Input records:

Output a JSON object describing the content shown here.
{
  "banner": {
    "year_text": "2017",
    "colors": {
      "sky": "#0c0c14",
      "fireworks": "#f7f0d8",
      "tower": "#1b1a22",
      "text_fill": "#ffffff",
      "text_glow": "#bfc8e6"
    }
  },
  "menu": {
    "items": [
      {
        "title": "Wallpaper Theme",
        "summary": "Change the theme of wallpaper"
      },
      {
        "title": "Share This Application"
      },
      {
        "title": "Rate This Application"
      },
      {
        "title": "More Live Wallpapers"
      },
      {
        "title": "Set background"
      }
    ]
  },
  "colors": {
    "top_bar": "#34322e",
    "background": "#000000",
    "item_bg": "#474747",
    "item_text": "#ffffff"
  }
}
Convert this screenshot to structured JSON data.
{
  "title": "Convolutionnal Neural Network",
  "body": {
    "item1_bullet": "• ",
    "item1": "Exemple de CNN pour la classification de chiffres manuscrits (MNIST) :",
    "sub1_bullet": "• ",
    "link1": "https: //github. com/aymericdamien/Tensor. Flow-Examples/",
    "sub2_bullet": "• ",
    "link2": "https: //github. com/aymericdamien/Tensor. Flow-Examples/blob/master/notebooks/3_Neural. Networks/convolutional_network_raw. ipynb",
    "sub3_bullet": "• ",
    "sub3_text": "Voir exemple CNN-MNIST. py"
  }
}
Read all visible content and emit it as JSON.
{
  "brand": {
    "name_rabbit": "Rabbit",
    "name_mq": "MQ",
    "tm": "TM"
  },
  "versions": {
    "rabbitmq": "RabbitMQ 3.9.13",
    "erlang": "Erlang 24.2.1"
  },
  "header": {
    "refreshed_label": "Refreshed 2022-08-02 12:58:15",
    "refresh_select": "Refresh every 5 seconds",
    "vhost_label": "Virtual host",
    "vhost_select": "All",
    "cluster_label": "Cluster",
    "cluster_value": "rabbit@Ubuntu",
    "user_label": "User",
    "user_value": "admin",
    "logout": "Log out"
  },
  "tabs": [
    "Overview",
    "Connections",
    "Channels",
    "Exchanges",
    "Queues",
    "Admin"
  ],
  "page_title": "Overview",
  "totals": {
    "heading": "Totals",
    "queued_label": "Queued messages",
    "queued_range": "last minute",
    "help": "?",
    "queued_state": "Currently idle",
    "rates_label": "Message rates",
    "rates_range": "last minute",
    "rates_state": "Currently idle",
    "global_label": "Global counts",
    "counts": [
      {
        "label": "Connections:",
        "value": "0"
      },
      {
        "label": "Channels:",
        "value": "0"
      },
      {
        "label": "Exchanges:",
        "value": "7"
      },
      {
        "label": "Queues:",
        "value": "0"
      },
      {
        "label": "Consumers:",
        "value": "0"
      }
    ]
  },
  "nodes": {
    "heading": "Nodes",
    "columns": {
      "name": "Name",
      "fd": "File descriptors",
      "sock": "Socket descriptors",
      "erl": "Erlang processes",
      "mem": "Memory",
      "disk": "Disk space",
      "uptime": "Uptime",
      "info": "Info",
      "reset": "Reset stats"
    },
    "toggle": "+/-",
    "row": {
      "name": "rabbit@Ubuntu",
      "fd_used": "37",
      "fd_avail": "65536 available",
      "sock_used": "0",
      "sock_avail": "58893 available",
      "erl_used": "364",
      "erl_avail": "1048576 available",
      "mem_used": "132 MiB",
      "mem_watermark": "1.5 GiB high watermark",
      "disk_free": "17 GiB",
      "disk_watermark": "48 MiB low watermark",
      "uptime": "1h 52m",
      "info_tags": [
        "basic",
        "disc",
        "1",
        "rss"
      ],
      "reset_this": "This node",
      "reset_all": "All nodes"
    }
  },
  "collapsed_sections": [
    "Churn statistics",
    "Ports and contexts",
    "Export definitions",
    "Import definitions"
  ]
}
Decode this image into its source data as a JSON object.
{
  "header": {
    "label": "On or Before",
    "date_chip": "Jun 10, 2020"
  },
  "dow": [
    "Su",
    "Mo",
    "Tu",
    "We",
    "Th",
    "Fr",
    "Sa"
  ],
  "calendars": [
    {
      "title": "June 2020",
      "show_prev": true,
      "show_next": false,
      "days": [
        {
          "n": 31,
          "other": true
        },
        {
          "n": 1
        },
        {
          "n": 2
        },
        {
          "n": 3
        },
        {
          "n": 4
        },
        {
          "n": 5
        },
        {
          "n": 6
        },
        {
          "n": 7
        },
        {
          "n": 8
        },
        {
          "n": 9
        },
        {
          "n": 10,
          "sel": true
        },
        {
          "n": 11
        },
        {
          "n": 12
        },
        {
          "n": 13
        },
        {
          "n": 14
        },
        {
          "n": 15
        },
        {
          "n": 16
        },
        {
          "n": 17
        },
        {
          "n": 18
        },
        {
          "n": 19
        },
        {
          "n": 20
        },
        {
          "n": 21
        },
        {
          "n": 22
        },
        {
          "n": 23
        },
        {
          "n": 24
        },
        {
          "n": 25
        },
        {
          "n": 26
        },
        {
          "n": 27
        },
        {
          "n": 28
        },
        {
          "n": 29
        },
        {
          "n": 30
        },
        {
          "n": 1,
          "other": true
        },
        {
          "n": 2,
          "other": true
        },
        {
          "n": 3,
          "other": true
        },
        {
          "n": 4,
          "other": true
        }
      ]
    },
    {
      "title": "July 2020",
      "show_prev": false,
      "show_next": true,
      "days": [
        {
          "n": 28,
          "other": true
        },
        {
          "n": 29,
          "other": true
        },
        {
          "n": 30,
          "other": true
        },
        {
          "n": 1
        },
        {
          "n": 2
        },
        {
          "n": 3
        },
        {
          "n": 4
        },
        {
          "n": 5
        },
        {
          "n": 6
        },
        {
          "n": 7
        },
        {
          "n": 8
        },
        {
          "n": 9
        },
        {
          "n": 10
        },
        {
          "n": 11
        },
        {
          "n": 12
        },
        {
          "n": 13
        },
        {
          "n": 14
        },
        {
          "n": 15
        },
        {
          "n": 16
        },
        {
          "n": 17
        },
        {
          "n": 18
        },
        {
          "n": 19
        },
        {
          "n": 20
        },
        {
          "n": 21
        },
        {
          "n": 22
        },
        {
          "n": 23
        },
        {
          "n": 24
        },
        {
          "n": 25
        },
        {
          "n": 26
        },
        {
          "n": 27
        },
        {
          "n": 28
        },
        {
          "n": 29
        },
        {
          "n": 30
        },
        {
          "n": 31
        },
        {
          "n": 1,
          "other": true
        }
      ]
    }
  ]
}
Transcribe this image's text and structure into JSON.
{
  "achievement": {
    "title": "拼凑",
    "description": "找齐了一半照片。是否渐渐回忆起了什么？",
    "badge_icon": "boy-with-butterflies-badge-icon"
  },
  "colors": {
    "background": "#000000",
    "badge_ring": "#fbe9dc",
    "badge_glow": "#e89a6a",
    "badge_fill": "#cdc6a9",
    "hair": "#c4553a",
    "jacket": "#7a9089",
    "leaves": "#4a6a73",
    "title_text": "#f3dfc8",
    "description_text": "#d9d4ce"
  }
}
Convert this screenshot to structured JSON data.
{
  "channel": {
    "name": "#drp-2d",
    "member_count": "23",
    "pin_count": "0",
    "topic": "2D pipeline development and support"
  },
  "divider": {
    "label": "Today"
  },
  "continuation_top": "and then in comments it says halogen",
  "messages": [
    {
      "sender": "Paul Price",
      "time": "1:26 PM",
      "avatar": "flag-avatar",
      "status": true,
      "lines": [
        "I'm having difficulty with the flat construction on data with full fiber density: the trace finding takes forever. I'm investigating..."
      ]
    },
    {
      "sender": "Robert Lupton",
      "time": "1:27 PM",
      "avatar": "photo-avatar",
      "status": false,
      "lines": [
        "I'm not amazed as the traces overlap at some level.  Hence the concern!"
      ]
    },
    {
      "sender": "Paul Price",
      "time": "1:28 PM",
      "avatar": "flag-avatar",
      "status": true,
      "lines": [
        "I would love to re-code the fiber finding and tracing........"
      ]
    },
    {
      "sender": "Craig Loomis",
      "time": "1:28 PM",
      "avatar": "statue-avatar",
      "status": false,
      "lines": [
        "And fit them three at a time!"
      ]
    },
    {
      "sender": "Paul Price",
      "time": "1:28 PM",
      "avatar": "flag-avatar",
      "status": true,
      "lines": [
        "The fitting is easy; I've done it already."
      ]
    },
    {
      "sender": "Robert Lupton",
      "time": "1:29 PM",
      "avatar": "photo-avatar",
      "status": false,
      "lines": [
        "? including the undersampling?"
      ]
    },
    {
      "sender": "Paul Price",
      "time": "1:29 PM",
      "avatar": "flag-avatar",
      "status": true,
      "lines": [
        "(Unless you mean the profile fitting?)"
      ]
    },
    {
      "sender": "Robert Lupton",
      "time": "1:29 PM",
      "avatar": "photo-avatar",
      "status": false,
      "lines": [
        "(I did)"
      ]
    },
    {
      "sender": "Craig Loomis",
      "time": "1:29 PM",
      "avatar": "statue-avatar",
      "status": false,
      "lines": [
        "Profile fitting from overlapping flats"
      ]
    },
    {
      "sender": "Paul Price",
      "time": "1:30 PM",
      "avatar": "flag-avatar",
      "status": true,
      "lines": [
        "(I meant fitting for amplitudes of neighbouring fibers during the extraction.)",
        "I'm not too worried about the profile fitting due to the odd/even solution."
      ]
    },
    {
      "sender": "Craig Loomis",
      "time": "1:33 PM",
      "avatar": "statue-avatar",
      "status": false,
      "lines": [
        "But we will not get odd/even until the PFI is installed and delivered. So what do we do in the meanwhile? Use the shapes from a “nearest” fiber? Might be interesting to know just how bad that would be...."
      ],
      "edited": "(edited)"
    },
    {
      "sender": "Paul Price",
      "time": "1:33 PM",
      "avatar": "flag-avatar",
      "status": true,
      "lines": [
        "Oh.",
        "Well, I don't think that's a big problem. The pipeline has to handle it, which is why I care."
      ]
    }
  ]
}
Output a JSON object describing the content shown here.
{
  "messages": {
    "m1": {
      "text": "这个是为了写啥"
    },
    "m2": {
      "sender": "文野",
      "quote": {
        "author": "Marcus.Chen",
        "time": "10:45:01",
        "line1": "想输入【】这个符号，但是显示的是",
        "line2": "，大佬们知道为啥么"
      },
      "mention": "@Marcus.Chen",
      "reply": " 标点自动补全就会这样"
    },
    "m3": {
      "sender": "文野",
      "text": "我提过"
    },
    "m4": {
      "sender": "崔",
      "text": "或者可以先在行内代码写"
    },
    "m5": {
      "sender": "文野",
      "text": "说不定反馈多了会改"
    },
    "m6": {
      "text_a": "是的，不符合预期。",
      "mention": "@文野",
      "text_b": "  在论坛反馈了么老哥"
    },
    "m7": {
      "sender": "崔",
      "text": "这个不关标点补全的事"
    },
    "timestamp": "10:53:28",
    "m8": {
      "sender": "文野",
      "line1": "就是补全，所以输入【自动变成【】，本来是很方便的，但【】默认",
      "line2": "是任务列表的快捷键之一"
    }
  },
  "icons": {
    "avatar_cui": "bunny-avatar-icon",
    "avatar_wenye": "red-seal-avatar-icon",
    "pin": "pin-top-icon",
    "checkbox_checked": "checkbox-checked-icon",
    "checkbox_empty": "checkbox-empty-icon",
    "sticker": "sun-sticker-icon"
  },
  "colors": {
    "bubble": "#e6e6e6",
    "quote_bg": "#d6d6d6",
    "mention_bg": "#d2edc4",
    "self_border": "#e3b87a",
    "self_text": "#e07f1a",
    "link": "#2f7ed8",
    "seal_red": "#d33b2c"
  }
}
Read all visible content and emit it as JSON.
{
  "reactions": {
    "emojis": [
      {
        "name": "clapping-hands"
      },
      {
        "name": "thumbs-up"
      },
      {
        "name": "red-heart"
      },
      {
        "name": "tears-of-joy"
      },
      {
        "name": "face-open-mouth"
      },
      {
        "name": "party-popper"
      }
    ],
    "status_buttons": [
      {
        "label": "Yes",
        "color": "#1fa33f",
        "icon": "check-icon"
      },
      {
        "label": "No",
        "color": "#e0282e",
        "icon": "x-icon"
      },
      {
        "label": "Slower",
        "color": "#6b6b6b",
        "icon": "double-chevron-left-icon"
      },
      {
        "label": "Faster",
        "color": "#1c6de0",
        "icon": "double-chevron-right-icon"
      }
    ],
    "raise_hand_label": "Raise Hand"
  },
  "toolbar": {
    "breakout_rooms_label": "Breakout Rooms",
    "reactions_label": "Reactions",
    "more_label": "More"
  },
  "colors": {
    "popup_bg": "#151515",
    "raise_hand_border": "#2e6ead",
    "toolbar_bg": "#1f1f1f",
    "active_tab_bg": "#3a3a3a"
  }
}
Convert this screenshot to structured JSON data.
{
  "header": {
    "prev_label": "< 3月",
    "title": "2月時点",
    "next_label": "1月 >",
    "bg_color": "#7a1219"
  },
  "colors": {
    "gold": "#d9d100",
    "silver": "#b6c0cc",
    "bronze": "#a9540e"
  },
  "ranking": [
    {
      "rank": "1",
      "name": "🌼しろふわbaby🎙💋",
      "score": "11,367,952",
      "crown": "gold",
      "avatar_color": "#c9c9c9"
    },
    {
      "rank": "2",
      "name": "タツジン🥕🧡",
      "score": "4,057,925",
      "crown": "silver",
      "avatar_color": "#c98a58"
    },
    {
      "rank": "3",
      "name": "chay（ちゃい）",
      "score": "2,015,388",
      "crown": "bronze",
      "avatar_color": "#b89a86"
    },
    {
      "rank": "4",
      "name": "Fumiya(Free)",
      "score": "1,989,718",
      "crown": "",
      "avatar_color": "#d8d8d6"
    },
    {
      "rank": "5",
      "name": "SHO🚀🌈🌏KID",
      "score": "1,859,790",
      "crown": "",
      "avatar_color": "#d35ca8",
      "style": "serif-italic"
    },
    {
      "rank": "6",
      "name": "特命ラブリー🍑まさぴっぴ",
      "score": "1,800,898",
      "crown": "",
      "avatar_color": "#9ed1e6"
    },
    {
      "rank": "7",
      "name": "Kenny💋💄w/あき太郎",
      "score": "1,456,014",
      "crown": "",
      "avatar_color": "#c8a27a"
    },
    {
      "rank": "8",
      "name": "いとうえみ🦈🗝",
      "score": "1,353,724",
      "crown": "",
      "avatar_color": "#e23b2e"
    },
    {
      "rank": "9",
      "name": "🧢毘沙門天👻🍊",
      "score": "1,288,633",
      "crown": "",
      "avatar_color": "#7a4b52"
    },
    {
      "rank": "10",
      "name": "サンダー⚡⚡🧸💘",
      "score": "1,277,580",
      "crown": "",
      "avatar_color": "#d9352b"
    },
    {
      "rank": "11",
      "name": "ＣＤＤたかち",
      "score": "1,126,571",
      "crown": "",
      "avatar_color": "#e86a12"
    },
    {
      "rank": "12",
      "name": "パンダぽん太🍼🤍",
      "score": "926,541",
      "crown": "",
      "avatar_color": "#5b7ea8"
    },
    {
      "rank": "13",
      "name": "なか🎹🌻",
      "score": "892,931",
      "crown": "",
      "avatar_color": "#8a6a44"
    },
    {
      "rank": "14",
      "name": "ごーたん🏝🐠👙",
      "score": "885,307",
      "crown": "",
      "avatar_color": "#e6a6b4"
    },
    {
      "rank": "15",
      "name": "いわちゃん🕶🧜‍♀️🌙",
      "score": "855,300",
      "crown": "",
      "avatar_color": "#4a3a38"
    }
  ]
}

Exercise description: Of the lines above, how many include the word "https"? Reply with the number only.

Exercise result: 2